## Problem
Among the records below, find each line that includes the string "text" and copy it.
|---|
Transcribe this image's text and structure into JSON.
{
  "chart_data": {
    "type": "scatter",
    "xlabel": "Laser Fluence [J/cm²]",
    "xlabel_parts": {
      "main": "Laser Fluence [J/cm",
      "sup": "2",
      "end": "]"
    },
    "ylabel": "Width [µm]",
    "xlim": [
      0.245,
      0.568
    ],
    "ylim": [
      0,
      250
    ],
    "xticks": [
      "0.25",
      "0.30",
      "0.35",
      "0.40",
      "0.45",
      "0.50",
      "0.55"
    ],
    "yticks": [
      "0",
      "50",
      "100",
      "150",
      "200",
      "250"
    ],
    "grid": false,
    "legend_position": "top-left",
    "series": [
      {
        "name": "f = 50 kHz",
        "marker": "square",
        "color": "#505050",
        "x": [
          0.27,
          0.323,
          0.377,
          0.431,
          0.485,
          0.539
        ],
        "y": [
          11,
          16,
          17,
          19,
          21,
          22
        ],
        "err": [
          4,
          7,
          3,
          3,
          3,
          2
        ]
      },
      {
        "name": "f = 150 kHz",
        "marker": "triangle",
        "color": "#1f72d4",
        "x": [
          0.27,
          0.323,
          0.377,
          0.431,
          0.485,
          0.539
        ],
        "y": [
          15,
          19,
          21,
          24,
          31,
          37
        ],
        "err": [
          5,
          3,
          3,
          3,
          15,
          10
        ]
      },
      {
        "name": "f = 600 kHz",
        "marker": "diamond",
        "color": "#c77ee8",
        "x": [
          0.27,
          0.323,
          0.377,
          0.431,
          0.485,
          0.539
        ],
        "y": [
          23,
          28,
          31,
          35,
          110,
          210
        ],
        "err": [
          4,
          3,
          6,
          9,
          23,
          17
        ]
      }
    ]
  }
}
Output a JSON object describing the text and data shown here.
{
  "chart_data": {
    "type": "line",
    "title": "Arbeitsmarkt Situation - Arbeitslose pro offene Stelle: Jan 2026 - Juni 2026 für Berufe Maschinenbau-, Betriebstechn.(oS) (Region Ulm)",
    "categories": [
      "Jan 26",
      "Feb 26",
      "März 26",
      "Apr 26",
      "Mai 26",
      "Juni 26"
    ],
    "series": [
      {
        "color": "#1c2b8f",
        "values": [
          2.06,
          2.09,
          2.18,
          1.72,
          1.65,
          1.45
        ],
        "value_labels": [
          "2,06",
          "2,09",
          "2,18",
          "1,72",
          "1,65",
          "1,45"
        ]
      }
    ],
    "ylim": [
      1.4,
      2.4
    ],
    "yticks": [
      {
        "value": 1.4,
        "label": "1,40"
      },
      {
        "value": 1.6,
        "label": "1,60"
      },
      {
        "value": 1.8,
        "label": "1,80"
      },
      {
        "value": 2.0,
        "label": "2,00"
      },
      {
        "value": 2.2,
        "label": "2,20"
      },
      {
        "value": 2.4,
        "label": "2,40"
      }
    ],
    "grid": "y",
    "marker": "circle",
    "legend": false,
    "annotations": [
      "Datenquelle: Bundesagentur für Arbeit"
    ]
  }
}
|---|
## Complete response
Transcribe this image's text and structure into JSON.
Output a JSON object describing the text and data shown here.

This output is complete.